Given request —
Restate all of the entries exactly, dropping any pictures they hold.

Data listing

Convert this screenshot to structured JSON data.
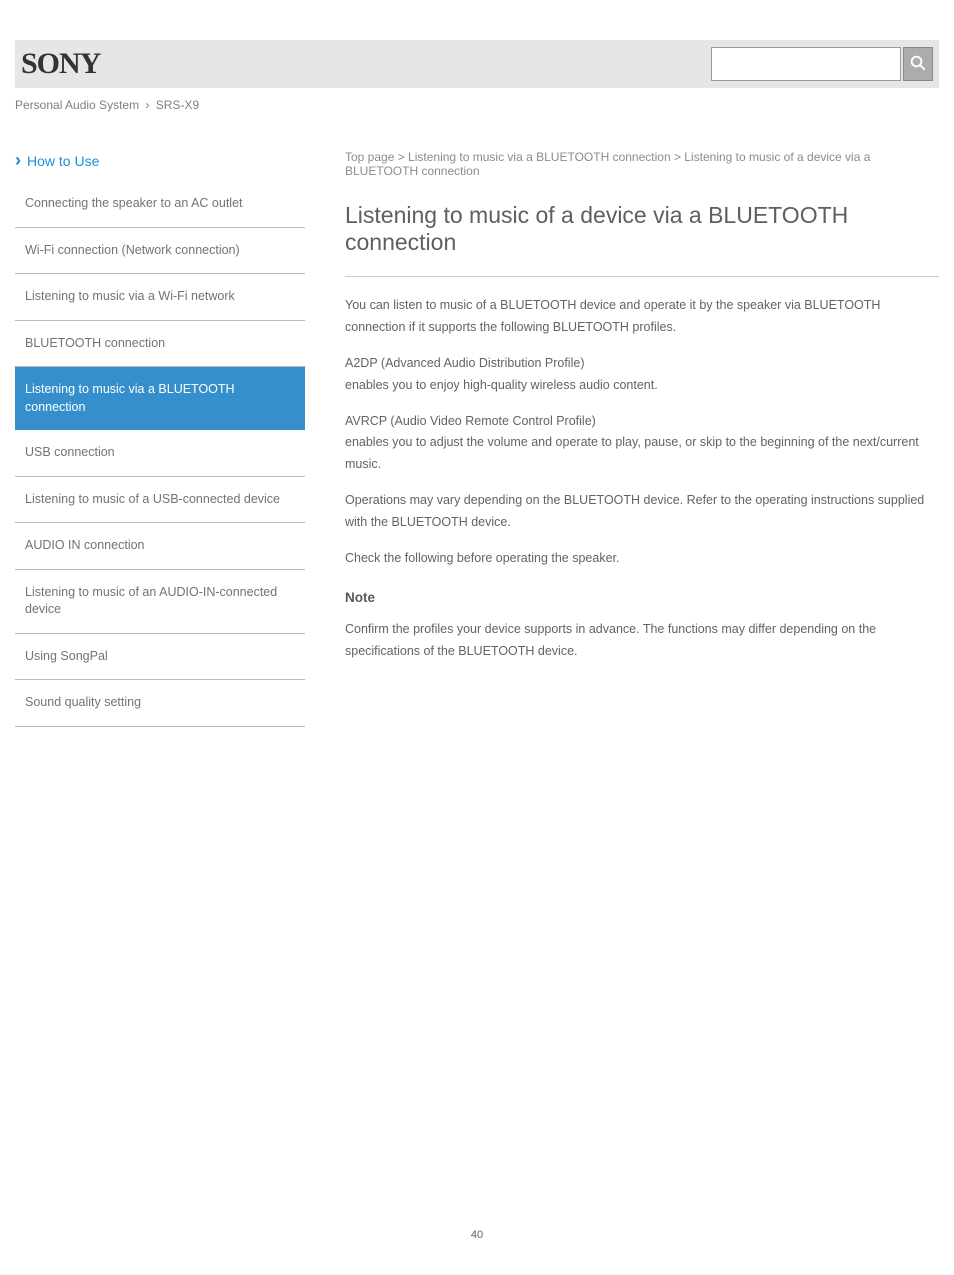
{
  "brand": "SONY",
  "top_links": {
    "product": "Personal Audio System",
    "model": "SRS-X9"
  },
  "search": {
    "placeholder": ""
  },
  "sidebar": {
    "howto_label": "How to Use",
    "items": [
      {
        "label": "Connecting the speaker to an AC outlet"
      },
      {
        "label": "Wi-Fi connection (Network connection)"
      },
      {
        "label": "Listening to music via a Wi-Fi network"
      },
      {
        "label": "BLUETOOTH connection"
      },
      {
        "label": "Listening to music via a BLUETOOTH connection"
      },
      {
        "label": "USB connection"
      },
      {
        "label": "Listening to music of a USB-connected device"
      },
      {
        "label": "AUDIO IN connection"
      },
      {
        "label": "Listening to music of an AUDIO-IN-connected device"
      },
      {
        "label": "Using SongPal"
      },
      {
        "label": "Sound quality setting"
      }
    ],
    "active_index": 4
  },
  "main": {
    "breadcrumb": "Top page > Listening to music via a BLUETOOTH connection > Listening to music of a device via a BLUETOOTH connection",
    "title": "Listening to music of a device via a BLUETOOTH connection",
    "paragraphs": [
      "You can listen to music of a BLUETOOTH device and operate it by the speaker via BLUETOOTH connection if it supports the following BLUETOOTH profiles.",
      "A2DP (Advanced Audio Distribution Profile)\nenables you to enjoy high-quality wireless audio content.",
      "AVRCP (Audio Video Remote Control Profile)\nenables you to adjust the volume and operate to play, pause, or skip to the beginning of the next/current music.",
      "Operations may vary depending on the BLUETOOTH device. Refer to the operating instructions supplied with the BLUETOOTH device.",
      "Check the following before operating the speaker."
    ],
    "subhead": "Note",
    "note": "Confirm the profiles your device supports in advance. The functions may differ depending on the specifications of the BLUETOOTH device."
  },
  "page_number": "40",
  "colors": {
    "header_bg": "#e6e6e6",
    "sidebar_active_bg": "#358fcc",
    "accent": "#1c8ddb",
    "text": "#51585f",
    "border": "#b8babc"
  }
}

Task output —
Convert this screenshot to structured JSON data.
{
  "brand": "SONY",
  "top_links": {
    "product": "Personal Audio System",
    "model": "SRS-X9"
  },
  "search": {
    "placeholder": ""
  },
  "sidebar": {
    "howto_label": "How to Use",
    "items": [
      {
        "label": "Connecting the speaker to an AC outlet"
      },
      {
        "label": "Wi-Fi connection (Network connection)"
      },
      {
        "label": "Listening to music via a Wi-Fi network"
      },
      {
        "label": "BLUETOOTH connection"
      },
      {
        "label": "Listening to music via a BLUETOOTH connection"
      },
      {
        "label": "USB connection"
      },
      {
        "label": "Listening to music of a USB-connected device"
      },
      {
        "label": "AUDIO IN connection"
      },
      {
        "label": "Listening to music of an AUDIO-IN-connected device"
      },
      {
        "label": "Using SongPal"
      },
      {
        "label": "Sound quality setting"
      }
    ],
    "active_index": 4
  },
  "main": {
    "breadcrumb": "Top page > Listening to music via a BLUETOOTH connection > Listening to music of a device via a BLUETOOTH connection",
    "title": "Listening to music of a device via a BLUETOOTH connection",
    "paragraphs": [
      "You can listen to music of a BLUETOOTH device and operate it by the speaker via BLUETOOTH connection if it supports the following BLUETOOTH profiles.",
      "A2DP (Advanced Audio Distribution Profile)\nenables you to enjoy high-quality wireless audio content.",
      "AVRCP (Audio Video Remote Control Profile)\nenables you to adjust the volume and operate to play, pause, or skip to the beginning of the next/current music.",
      "Operations may vary depending on the BLUETOOTH device. Refer to the operating instructions supplied with the BLUETOOTH device.",
      "Check the following before operating the speaker."
    ],
    "subhead": "Note",
    "note": "Confirm the profiles your device supports in advance. The functions may differ depending on the specifications of the BLUETOOTH device."
  },
  "page_number": "40",
  "colors": {
    "header_bg": "#e6e6e6",
    "sidebar_active_bg": "#358fcc",
    "accent": "#1c8ddb",
    "text": "#51585f",
    "border": "#b8babc"
  }
}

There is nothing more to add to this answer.